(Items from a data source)
☆ ☆ ☆ ☆

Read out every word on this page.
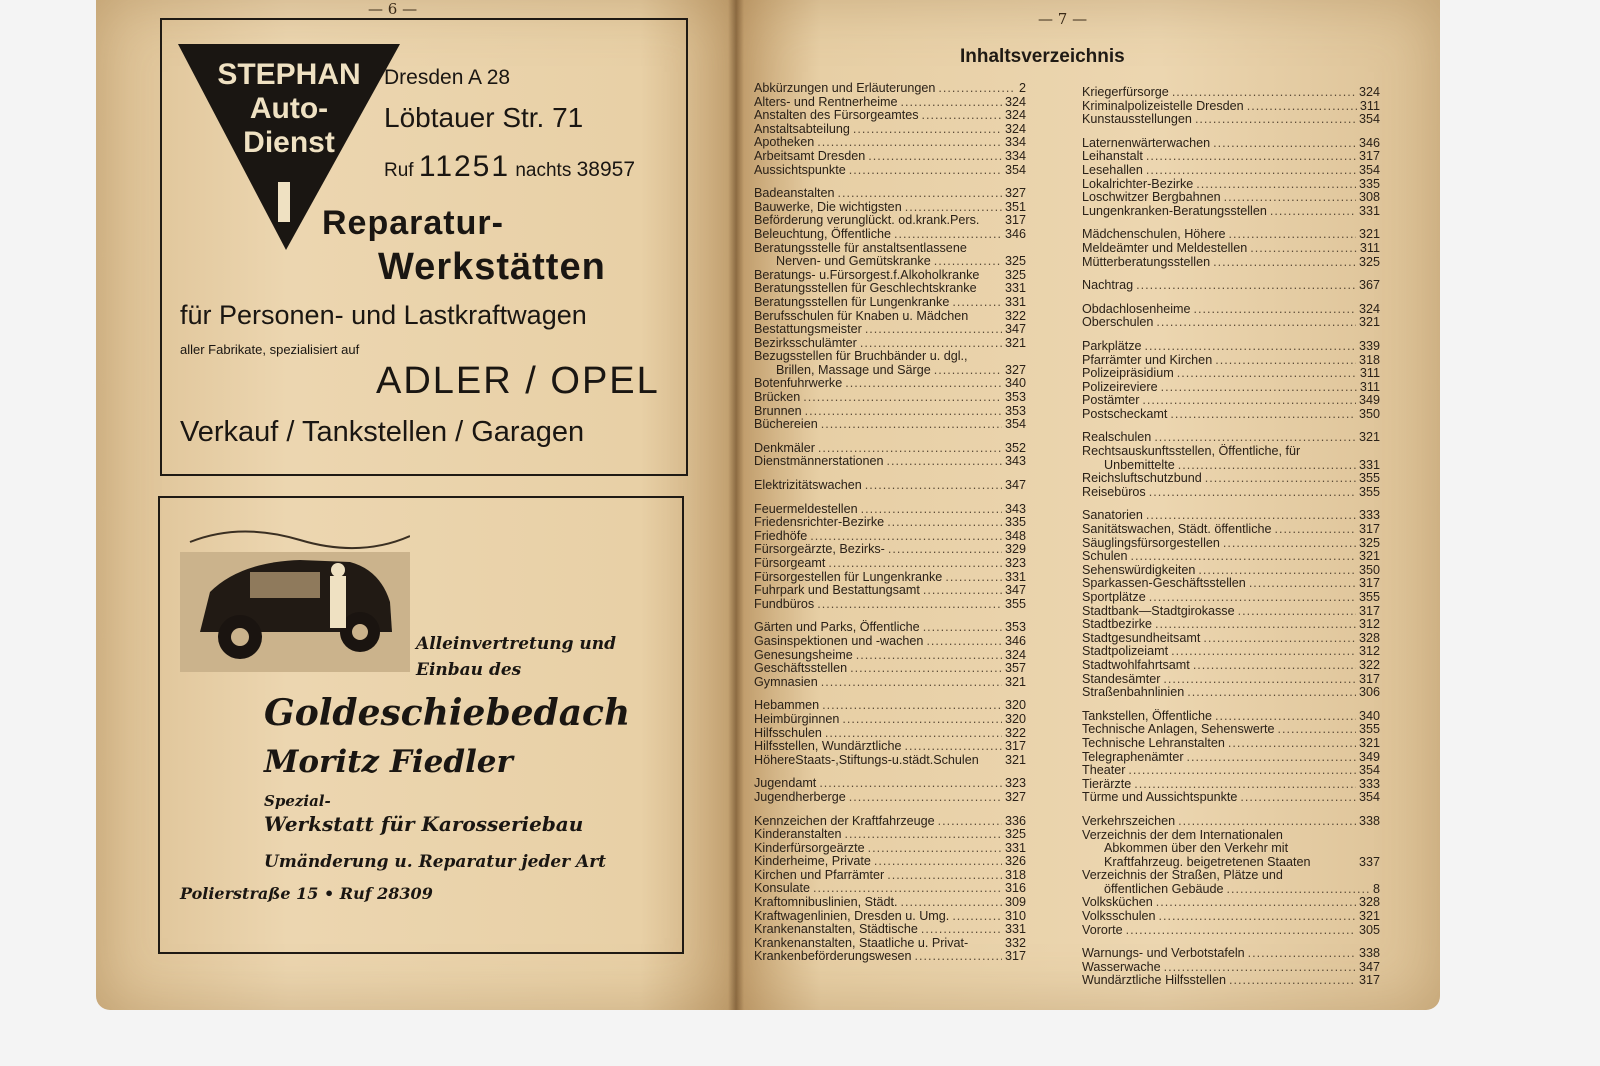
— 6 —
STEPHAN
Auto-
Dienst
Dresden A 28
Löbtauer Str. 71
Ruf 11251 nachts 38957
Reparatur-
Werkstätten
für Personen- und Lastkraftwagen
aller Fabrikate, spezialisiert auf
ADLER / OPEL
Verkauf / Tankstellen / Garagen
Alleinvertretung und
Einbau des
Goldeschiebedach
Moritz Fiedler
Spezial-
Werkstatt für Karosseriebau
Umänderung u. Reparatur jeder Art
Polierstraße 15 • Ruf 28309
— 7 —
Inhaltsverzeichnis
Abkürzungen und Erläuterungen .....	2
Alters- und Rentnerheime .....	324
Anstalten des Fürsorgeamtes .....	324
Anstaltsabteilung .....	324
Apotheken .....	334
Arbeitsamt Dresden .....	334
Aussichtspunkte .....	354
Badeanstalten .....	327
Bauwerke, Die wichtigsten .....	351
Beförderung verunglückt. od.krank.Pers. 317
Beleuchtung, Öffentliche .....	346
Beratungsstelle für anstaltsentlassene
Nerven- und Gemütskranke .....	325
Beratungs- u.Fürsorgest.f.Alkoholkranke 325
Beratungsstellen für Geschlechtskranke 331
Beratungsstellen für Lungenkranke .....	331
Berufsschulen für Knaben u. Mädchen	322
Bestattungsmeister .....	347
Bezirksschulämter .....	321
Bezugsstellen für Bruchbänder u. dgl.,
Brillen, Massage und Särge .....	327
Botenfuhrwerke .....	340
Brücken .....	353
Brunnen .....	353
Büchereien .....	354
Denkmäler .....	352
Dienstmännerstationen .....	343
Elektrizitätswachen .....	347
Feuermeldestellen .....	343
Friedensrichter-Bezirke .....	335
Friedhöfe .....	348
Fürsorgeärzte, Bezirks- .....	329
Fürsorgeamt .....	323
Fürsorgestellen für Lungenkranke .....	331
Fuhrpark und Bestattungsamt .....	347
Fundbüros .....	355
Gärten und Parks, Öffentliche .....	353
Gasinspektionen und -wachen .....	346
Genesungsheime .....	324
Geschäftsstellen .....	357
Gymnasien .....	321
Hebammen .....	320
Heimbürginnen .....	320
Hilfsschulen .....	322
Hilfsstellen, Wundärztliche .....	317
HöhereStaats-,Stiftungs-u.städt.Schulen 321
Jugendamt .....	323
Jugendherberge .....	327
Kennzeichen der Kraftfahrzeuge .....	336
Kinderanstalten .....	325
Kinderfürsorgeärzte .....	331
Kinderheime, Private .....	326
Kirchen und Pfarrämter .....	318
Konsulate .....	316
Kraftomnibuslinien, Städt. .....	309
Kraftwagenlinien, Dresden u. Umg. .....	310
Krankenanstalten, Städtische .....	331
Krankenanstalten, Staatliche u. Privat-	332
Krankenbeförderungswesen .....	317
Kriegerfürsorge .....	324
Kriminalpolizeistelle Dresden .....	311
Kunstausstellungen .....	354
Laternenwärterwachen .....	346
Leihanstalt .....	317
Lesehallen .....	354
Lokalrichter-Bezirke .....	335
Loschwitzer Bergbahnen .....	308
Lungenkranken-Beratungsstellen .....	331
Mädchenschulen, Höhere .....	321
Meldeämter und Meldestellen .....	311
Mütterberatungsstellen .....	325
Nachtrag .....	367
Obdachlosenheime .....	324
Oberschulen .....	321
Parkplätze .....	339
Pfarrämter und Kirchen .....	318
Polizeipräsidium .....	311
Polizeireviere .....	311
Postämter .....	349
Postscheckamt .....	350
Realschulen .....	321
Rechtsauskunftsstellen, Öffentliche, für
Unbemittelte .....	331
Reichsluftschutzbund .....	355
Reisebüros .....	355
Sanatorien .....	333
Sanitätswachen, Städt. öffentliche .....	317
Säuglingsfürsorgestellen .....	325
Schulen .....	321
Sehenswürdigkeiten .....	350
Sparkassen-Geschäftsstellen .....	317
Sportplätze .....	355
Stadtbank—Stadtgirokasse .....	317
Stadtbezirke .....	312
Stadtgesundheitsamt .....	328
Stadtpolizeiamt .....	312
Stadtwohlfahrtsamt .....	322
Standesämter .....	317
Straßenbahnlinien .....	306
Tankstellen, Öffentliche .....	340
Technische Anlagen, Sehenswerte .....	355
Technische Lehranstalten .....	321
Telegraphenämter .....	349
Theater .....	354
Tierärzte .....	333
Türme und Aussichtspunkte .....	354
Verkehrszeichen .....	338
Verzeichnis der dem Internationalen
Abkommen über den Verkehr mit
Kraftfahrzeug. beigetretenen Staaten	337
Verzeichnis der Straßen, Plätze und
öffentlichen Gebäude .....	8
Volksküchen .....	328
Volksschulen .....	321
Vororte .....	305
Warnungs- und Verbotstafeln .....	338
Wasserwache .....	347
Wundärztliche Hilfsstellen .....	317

☆ ☆ ☆ ☆

#### Task to complete
Restate the data word for word without pictures.

#### Exercise output
Read out every word on this page.
— 6 —
STEPHAN
Auto-
Dienst
Dresden A 28
Löbtauer Str. 71
Ruf 11251 nachts 38957
Reparatur-
Werkstätten
für Personen- und Lastkraftwagen
aller Fabrikate, spezialisiert auf
ADLER / OPEL
Verkauf / Tankstellen / Garagen
Alleinvertretung und
Einbau des
Goldeschiebedach
Moritz Fiedler
Spezial-
Werkstatt für Karosseriebau
Umänderung u. Reparatur jeder Art
Polierstraße 15 • Ruf 28309
— 7 —
Inhaltsverzeichnis
Abkürzungen und Erläuterungen .....	2
Alters- und Rentnerheime .....	324
Anstalten des Fürsorgeamtes .....	324
Anstaltsabteilung .....	324
Apotheken .....	334
Arbeitsamt Dresden .....	334
Aussichtspunkte .....	354
Badeanstalten .....	327
Bauwerke, Die wichtigsten .....	351
Beförderung verunglückt. od.krank.Pers. 317
Beleuchtung, Öffentliche .....	346
Beratungsstelle für anstaltsentlassene
Nerven- und Gemütskranke .....	325
Beratungs- u.Fürsorgest.f.Alkoholkranke 325
Beratungsstellen für Geschlechtskranke 331
Beratungsstellen für Lungenkranke .....	331
Berufsschulen für Knaben u. Mädchen	322
Bestattungsmeister .....	347
Bezirksschulämter .....	321
Bezugsstellen für Bruchbänder u. dgl.,
Brillen, Massage und Särge .....	327
Botenfuhrwerke .....	340
Brücken .....	353
Brunnen .....	353
Büchereien .....	354
Denkmäler .....	352
Dienstmännerstationen .....	343
Elektrizitätswachen .....	347
Feuermeldestellen .....	343
Friedensrichter-Bezirke .....	335
Friedhöfe .....	348
Fürsorgeärzte, Bezirks- .....	329
Fürsorgeamt .....	323
Fürsorgestellen für Lungenkranke .....	331
Fuhrpark und Bestattungsamt .....	347
Fundbüros .....	355
Gärten und Parks, Öffentliche .....	353
Gasinspektionen und -wachen .....	346
Genesungsheime .....	324
Geschäftsstellen .....	357
Gymnasien .....	321
Hebammen .....	320
Heimbürginnen .....	320
Hilfsschulen .....	322
Hilfsstellen, Wundärztliche .....	317
HöhereStaats-,Stiftungs-u.städt.Schulen 321
Jugendamt .....	323
Jugendherberge .....	327
Kennzeichen der Kraftfahrzeuge .....	336
Kinderanstalten .....	325
Kinderfürsorgeärzte .....	331
Kinderheime, Private .....	326
Kirchen und Pfarrämter .....	318
Konsulate .....	316
Kraftomnibuslinien, Städt. .....	309
Kraftwagenlinien, Dresden u. Umg. .....	310
Krankenanstalten, Städtische .....	331
Krankenanstalten, Staatliche u. Privat-	332
Krankenbeförderungswesen .....	317
Kriegerfürsorge .....	324
Kriminalpolizeistelle Dresden .....	311
Kunstausstellungen .....	354
Laternenwärterwachen .....	346
Leihanstalt .....	317
Lesehallen .....	354
Lokalrichter-Bezirke .....	335
Loschwitzer Bergbahnen .....	308
Lungenkranken-Beratungsstellen .....	331
Mädchenschulen, Höhere .....	321
Meldeämter und Meldestellen .....	311
Mütterberatungsstellen .....	325
Nachtrag .....	367
Obdachlosenheime .....	324
Oberschulen .....	321
Parkplätze .....	339
Pfarrämter und Kirchen .....	318
Polizeipräsidium .....	311
Polizeireviere .....	311
Postämter .....	349
Postscheckamt .....	350
Realschulen .....	321
Rechtsauskunftsstellen, Öffentliche, für
Unbemittelte .....	331
Reichsluftschutzbund .....	355
Reisebüros .....	355
Sanatorien .....	333
Sanitätswachen, Städt. öffentliche .....	317
Säuglingsfürsorgestellen .....	325
Schulen .....	321
Sehenswürdigkeiten .....	350
Sparkassen-Geschäftsstellen .....	317
Sportplätze .....	355
Stadtbank—Stadtgirokasse .....	317
Stadtbezirke .....	312
Stadtgesundheitsamt .....	328
Stadtpolizeiamt .....	312
Stadtwohlfahrtsamt .....	322
Standesämter .....	317
Straßenbahnlinien .....	306
Tankstellen, Öffentliche .....	340
Technische Anlagen, Sehenswerte .....	355
Technische Lehranstalten .....	321
Telegraphenämter .....	349
Theater .....	354
Tierärzte .....	333
Türme und Aussichtspunkte .....	354
Verkehrszeichen .....	338
Verzeichnis der dem Internationalen
Abkommen über den Verkehr mit
Kraftfahrzeug. beigetretenen Staaten	337
Verzeichnis der Straßen, Plätze und
öffentlichen Gebäude .....	8
Volksküchen .....	328
Volksschulen .....	321
Vororte .....	305
Warnungs- und Verbotstafeln .....	338
Wasserwache .....	347
Wundärztliche Hilfsstellen .....	317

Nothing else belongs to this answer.